## Aim:
Set down the material once more, exactly as it appears.

## Data supplied:
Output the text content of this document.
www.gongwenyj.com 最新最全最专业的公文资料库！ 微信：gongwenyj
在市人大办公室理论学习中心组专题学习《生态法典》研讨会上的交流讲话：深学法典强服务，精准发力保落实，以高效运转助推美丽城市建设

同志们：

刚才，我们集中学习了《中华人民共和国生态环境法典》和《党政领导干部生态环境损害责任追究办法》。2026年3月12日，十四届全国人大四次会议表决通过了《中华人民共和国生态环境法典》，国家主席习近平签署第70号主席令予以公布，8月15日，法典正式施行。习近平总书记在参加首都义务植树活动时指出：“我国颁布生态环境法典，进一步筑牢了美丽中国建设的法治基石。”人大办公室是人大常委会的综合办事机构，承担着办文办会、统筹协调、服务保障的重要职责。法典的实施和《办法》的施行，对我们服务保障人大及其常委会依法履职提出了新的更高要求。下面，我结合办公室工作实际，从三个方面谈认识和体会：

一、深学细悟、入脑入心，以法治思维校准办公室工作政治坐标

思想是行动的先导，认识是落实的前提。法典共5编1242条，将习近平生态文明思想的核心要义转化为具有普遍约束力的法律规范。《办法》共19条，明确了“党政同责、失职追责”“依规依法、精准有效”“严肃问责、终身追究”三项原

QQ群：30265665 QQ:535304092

## Result below:
Output the text content of this document.
www.gongwenyj.com 最新最全最专业的公文资料库！ 微信：gongwenyj
在市人大办公室理论学习中心组专题学习《生态法典》研讨会上的交流讲话：深学法典强服务，精准发力保落实，以高效运转助推美丽城市建设

同志们：

刚才，我们集中学习了《中华人民共和国生态环境法典》和《党政领导干部生态环境损害责任追究办法》。2026年3月12日，十四届全国人大四次会议表决通过了《中华人民共和国生态环境法典》，国家主席习近平签署第70号主席令予以公布，8月15日，法典正式施行。习近平总书记在参加首都义务植树活动时指出：“我国颁布生态环境法典，进一步筑牢了美丽中国建设的法治基石。”人大办公室是人大常委会的综合办事机构，承担着办文办会、统筹协调、服务保障的重要职责。法典的实施和《办法》的施行，对我们服务保障人大及其常委会依法履职提出了新的更高要求。下面，我结合办公室工作实际，从三个方面谈认识和体会：

一、深学细悟、入脑入心，以法治思维校准办公室工作政治坐标

思想是行动的先导，认识是落实的前提。法典共5编1242条，将习近平生态文明思想的核心要义转化为具有普遍约束力的法律规范。《办法》共19条，明确了“党政同责、失职追责”“依规依法、精准有效”“严肃问责、终身追究”三项原

QQ群：30265665 QQ:535304092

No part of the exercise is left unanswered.